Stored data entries
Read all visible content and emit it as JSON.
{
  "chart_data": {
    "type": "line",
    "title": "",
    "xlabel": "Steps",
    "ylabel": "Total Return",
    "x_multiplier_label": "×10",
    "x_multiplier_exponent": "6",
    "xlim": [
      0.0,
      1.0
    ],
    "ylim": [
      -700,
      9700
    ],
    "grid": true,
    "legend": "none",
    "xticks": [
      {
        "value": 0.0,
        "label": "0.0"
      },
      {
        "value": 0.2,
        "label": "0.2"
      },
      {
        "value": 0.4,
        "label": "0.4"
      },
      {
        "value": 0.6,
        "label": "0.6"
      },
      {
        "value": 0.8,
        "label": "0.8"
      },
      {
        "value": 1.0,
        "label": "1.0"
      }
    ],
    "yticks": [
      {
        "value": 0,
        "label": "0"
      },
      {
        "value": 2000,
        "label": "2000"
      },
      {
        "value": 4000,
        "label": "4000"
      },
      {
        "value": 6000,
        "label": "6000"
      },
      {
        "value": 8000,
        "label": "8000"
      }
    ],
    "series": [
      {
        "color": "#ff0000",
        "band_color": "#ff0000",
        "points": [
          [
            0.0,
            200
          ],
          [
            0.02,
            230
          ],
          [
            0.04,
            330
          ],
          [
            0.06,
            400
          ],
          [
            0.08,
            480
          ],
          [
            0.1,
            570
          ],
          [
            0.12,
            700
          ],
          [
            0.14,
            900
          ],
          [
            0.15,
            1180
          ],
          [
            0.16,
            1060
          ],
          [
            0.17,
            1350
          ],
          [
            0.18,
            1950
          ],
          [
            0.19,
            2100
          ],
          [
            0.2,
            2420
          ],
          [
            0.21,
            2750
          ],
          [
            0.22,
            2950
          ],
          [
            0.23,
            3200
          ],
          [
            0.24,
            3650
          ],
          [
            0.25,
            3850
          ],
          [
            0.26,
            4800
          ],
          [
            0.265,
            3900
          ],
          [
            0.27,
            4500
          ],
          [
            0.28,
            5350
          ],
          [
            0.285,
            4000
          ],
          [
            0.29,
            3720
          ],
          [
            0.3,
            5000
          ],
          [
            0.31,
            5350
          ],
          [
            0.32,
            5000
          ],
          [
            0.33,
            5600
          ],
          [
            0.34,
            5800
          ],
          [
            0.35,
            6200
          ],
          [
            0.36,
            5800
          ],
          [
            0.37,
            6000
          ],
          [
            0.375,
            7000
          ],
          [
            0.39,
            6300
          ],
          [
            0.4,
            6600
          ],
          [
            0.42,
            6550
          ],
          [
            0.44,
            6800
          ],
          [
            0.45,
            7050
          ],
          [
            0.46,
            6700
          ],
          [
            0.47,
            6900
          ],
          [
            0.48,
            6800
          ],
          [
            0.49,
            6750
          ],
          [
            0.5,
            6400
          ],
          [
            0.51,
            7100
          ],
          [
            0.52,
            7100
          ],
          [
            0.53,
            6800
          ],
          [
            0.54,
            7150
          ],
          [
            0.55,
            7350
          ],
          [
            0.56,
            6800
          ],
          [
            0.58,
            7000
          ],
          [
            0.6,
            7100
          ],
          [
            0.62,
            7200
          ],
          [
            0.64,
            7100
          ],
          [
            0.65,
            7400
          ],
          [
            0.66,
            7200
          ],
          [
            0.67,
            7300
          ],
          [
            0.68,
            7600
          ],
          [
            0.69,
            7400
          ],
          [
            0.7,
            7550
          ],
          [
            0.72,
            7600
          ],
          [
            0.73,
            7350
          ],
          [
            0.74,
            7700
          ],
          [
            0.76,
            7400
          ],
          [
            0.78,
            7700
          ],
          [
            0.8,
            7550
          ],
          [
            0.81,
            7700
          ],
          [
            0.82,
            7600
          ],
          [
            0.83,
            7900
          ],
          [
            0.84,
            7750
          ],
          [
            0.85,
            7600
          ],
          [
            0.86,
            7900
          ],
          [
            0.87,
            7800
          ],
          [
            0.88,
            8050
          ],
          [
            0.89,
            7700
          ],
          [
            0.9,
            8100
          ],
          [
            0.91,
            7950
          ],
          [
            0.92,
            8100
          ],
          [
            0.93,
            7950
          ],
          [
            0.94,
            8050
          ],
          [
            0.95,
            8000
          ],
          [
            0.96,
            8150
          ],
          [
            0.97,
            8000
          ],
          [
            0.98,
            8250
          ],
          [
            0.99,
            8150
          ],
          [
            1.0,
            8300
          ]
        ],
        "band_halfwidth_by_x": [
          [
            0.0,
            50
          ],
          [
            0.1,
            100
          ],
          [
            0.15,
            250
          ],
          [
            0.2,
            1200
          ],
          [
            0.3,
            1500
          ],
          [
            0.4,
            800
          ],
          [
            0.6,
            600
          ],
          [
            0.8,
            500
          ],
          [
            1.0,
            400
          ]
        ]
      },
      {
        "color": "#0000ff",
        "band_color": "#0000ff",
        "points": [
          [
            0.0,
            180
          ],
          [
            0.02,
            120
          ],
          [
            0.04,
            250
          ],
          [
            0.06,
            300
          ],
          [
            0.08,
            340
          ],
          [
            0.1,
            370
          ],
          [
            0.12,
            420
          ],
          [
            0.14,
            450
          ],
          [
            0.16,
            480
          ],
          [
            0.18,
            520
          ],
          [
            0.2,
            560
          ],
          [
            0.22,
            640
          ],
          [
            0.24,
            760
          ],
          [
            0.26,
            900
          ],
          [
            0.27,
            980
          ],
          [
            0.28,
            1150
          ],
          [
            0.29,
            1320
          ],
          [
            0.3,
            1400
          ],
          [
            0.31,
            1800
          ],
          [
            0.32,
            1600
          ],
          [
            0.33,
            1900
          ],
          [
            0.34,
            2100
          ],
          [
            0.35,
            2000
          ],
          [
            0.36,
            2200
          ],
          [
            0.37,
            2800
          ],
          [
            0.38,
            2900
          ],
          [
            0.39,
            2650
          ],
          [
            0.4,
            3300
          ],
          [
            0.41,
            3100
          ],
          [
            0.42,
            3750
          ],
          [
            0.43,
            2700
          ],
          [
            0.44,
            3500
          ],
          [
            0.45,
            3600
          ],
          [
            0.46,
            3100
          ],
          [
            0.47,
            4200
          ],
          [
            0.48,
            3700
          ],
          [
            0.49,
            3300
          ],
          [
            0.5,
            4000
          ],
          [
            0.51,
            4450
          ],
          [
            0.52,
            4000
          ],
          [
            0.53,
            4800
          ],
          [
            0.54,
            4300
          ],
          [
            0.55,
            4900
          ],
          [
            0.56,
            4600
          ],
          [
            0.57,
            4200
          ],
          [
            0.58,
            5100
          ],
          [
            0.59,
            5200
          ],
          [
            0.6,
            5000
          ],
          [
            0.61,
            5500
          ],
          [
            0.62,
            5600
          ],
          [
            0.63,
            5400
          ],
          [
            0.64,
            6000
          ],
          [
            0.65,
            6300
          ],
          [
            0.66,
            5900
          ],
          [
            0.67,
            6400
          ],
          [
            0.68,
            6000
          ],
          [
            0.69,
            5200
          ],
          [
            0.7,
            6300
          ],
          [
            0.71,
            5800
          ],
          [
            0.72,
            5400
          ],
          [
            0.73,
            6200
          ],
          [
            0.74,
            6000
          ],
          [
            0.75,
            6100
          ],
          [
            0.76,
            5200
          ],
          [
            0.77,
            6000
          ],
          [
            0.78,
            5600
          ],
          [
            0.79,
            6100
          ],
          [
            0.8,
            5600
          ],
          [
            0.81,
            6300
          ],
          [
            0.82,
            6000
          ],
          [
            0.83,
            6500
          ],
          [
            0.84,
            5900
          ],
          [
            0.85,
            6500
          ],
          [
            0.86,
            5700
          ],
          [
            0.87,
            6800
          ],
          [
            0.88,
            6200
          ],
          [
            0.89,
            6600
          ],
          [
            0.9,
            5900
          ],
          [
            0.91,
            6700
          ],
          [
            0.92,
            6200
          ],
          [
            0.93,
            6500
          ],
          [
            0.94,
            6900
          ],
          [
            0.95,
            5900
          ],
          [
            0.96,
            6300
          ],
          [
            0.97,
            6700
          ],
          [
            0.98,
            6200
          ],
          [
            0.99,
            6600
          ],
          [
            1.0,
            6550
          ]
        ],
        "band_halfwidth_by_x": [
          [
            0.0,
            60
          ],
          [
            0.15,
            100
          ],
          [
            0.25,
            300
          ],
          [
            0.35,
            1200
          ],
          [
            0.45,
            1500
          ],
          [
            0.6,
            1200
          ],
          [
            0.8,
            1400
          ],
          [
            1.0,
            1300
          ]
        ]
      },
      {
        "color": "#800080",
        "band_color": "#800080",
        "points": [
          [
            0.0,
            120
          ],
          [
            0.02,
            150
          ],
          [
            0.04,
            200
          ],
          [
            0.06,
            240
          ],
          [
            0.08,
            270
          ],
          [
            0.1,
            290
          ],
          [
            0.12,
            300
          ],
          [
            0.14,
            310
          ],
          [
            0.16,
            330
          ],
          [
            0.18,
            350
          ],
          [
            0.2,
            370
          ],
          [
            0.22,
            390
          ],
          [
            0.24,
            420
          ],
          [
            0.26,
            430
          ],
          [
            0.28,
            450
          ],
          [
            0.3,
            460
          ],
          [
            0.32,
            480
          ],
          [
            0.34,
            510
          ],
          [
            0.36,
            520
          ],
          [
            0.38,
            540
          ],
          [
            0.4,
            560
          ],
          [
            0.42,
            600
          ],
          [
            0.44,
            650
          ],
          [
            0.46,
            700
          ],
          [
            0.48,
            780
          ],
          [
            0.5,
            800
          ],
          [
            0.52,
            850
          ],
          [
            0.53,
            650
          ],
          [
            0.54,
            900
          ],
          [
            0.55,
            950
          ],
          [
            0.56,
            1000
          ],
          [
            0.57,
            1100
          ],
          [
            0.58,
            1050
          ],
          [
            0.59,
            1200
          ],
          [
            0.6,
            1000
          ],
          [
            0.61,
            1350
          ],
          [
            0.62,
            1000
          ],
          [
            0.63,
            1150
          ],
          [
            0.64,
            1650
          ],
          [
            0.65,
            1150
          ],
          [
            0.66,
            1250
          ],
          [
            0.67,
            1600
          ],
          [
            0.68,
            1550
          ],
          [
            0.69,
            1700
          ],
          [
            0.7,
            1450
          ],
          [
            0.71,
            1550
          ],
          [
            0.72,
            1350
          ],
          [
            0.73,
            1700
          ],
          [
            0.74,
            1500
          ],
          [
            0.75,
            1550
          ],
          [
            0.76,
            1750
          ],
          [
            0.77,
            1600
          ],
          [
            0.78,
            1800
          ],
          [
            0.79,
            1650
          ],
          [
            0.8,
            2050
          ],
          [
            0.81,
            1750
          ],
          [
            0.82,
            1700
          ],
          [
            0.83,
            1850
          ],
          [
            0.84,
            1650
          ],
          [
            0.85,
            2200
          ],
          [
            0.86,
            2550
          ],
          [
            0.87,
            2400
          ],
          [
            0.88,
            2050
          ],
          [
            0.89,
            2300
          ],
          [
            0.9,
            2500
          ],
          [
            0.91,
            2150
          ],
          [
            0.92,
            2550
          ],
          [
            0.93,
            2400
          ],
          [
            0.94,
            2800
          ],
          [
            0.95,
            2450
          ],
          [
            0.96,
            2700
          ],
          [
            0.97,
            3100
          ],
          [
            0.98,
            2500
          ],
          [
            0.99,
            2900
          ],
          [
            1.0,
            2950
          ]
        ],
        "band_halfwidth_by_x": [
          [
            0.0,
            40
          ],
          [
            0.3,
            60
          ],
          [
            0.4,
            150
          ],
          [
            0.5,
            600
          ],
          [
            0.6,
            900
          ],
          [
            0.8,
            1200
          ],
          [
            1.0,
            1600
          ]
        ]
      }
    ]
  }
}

→ **EXERCISE DETAILS**: List all lines from the entries that include the word "value".

→ **EXERCISE OUTPUT**:
        "value": 0.0,
        "value": 0.2,
        "value": 0.4,
        "value": 0.6,
        "value": 0.8,
        "value": 1.0,
        "value": 0,
        "value": 2000,
        "value": 4000,
        "value": 6000,
        "value": 8000,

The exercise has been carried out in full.